__Aim__. Which lines of the records contain "error"? Collect every one of them.

__Record extracts__.
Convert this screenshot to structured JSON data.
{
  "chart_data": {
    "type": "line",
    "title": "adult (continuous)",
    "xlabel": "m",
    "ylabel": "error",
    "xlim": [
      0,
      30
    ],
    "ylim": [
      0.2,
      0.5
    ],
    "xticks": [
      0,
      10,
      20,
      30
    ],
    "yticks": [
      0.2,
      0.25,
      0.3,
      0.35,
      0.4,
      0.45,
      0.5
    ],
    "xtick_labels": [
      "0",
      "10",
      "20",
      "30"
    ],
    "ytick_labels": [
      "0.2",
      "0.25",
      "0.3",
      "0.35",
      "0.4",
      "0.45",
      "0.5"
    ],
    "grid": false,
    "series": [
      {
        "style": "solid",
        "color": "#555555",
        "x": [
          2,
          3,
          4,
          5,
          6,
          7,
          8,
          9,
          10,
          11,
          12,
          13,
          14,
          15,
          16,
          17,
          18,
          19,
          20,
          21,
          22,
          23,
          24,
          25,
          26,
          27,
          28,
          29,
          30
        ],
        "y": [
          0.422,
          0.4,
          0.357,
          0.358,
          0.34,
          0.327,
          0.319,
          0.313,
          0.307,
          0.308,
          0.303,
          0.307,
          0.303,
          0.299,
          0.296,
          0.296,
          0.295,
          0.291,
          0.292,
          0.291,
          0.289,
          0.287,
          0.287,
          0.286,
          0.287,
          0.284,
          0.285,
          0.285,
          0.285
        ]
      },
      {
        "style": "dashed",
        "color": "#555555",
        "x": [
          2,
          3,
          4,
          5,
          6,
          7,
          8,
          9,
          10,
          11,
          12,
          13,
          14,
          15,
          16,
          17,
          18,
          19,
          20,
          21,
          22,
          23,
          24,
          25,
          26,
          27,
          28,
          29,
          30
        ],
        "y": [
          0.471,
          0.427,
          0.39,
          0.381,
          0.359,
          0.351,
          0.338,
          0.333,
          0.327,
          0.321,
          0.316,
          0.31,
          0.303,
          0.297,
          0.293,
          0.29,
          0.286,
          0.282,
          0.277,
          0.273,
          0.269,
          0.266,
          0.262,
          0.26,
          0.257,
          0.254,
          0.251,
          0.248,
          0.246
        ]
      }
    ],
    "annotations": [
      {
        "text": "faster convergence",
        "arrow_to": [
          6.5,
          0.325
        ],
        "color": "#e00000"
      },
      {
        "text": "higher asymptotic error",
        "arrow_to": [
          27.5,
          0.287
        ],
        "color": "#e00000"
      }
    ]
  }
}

__Solution to the problem__.
    "ylabel": "error",
        "text": "higher asymptotic error",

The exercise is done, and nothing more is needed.